> [Instruction] Could you rewrite every line of the records below as a numbered list, dropping any blank lines and leaving the pictures out?

> [Stored entries]
####

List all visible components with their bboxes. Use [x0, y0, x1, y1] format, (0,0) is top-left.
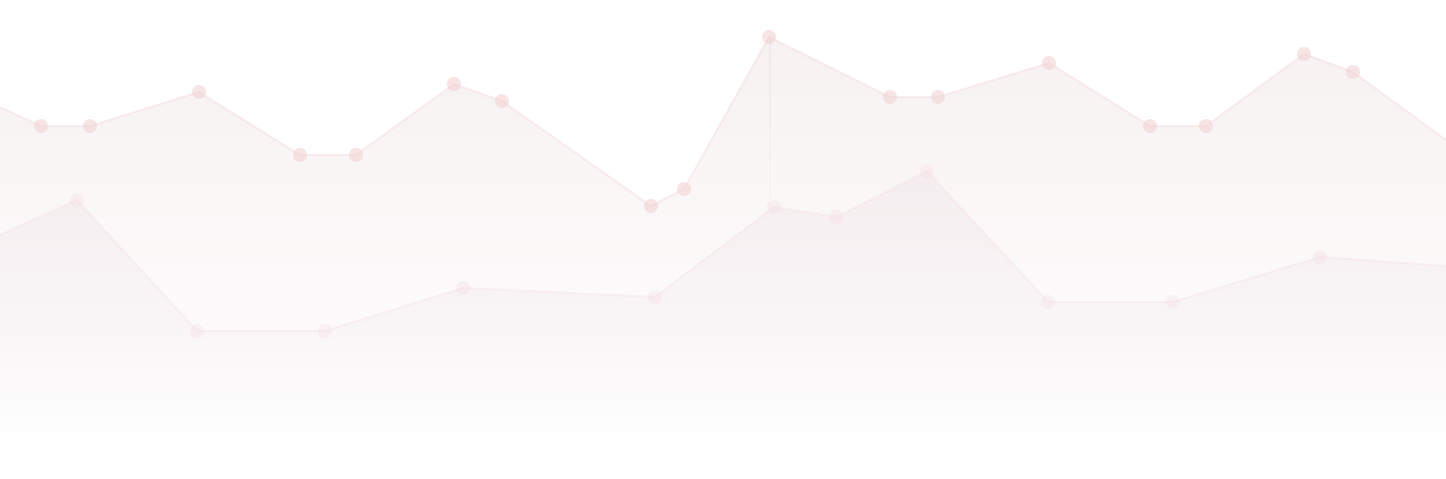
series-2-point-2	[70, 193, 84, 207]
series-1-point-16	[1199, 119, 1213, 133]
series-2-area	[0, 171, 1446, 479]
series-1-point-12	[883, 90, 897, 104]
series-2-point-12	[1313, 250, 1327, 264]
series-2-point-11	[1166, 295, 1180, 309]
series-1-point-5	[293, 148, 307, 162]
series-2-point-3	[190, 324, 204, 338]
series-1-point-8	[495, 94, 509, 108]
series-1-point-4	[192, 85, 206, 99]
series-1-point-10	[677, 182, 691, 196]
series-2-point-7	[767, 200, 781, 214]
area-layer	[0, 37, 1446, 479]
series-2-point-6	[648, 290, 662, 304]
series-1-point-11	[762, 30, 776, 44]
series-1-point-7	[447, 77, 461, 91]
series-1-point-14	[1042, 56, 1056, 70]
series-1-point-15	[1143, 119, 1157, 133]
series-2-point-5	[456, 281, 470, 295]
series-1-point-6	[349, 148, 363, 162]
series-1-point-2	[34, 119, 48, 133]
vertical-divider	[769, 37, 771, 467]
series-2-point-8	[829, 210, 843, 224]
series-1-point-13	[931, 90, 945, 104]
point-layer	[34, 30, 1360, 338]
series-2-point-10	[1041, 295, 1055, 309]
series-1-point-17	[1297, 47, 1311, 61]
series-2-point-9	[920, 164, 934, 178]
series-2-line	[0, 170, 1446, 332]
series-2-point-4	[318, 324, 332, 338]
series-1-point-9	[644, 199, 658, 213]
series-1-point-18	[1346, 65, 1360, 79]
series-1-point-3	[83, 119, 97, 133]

####

> [The reply]
1. List all visible components with their bboxes. Use [x0, y0, x1, y1] format, (0,0) is top-left.
2. series-2-point-2	[70, 193, 84, 207]
3. series-1-point-16	[1199, 119, 1213, 133]
4. series-2-area	[0, 171, 1446, 479]
5. series-1-point-12	[883, 90, 897, 104]
6. series-2-point-12	[1313, 250, 1327, 264]
7. series-2-point-11	[1166, 295, 1180, 309]
8. series-1-point-5	[293, 148, 307, 162]
9. series-2-point-3	[190, 324, 204, 338]
10. series-1-point-8	[495, 94, 509, 108]
11. series-1-point-4	[192, 85, 206, 99]
12. series-1-point-10	[677, 182, 691, 196]
13. series-2-point-7	[767, 200, 781, 214]
14. area-layer	[0, 37, 1446, 479]
15. series-2-point-6	[648, 290, 662, 304]
16. series-1-point-11	[762, 30, 776, 44]
17. series-1-point-7	[447, 77, 461, 91]
18. series-1-point-14	[1042, 56, 1056, 70]
19. series-1-point-15	[1143, 119, 1157, 133]
20. series-2-point-5	[456, 281, 470, 295]
21. series-1-point-6	[349, 148, 363, 162]
22. series-1-point-2	[34, 119, 48, 133]
23. vertical-divider	[769, 37, 771, 467]
24. series-2-point-8	[829, 210, 843, 224]
25. series-1-point-13	[931, 90, 945, 104]
26. point-layer	[34, 30, 1360, 338]
27. series-2-point-10	[1041, 295, 1055, 309]
28. series-1-point-17	[1297, 47, 1311, 61]
29. series-2-point-9	[920, 164, 934, 178]
30. series-2-line	[0, 170, 1446, 332]
31. series-2-point-4	[318, 324, 332, 338]
32. series-1-point-9	[644, 199, 658, 213]
33. series-1-point-18	[1346, 65, 1360, 79]
34. series-1-point-3	[83, 119, 97, 133]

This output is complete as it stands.